-- start of TASK MATERIAL --
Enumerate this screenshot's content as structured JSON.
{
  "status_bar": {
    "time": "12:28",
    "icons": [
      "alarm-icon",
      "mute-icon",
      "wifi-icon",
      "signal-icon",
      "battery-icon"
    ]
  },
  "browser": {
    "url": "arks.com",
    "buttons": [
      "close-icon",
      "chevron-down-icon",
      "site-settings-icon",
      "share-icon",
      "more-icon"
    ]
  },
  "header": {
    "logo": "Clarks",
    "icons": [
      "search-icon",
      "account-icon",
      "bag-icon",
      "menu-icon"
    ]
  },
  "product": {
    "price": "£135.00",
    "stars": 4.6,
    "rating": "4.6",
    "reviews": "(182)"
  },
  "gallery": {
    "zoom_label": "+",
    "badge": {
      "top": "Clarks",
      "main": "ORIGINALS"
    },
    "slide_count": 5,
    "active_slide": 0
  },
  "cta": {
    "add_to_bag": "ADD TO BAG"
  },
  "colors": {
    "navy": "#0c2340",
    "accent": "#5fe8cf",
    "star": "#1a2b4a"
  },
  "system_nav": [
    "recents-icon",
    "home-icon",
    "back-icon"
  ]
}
-- end of TASK MATERIAL --
Return all of the entries exactly as written.

Enumerate this screenshot's content as structured JSON.
{
  "status_bar": {
    "time": "12:28",
    "icons": [
      "alarm-icon",
      "mute-icon",
      "wifi-icon",
      "signal-icon",
      "battery-icon"
    ]
  },
  "browser": {
    "url": "arks.com",
    "buttons": [
      "close-icon",
      "chevron-down-icon",
      "site-settings-icon",
      "share-icon",
      "more-icon"
    ]
  },
  "header": {
    "logo": "Clarks",
    "icons": [
      "search-icon",
      "account-icon",
      "bag-icon",
      "menu-icon"
    ]
  },
  "product": {
    "price": "£135.00",
    "stars": 4.6,
    "rating": "4.6",
    "reviews": "(182)"
  },
  "gallery": {
    "zoom_label": "+",
    "badge": {
      "top": "Clarks",
      "main": "ORIGINALS"
    },
    "slide_count": 5,
    "active_slide": 0
  },
  "cta": {
    "add_to_bag": "ADD TO BAG"
  },
  "colors": {
    "navy": "#0c2340",
    "accent": "#5fe8cf",
    "star": "#1a2b4a"
  },
  "system_nav": [
    "recents-icon",
    "home-icon",
    "back-icon"
  ]
}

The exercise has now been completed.